→ Instructions to follow:
Give the entries again, word for word.
################
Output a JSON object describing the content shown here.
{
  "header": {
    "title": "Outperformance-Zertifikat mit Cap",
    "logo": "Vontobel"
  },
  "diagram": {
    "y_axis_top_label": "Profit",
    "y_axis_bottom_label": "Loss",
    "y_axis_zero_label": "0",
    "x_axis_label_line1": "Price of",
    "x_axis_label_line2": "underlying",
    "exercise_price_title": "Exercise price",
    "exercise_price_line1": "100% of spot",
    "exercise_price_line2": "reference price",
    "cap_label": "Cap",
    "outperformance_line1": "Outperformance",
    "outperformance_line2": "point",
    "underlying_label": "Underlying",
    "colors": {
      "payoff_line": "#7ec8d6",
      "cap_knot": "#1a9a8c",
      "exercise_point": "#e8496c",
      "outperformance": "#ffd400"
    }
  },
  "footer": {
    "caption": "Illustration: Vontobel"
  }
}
################
→ Problem solution:
Output a JSON object describing the content shown here.
{
  "header": {
    "title": "Outperformance-Zertifikat mit Cap",
    "logo": "Vontobel"
  },
  "diagram": {
    "y_axis_top_label": "Profit",
    "y_axis_bottom_label": "Loss",
    "y_axis_zero_label": "0",
    "x_axis_label_line1": "Price of",
    "x_axis_label_line2": "underlying",
    "exercise_price_title": "Exercise price",
    "exercise_price_line1": "100% of spot",
    "exercise_price_line2": "reference price",
    "cap_label": "Cap",
    "outperformance_line1": "Outperformance",
    "outperformance_line2": "point",
    "underlying_label": "Underlying",
    "colors": {
      "payoff_line": "#7ec8d6",
      "cap_knot": "#1a9a8c",
      "exercise_point": "#e8496c",
      "outperformance": "#ffd400"
    }
  },
  "footer": {
    "caption": "Illustration: Vontobel"
  }
}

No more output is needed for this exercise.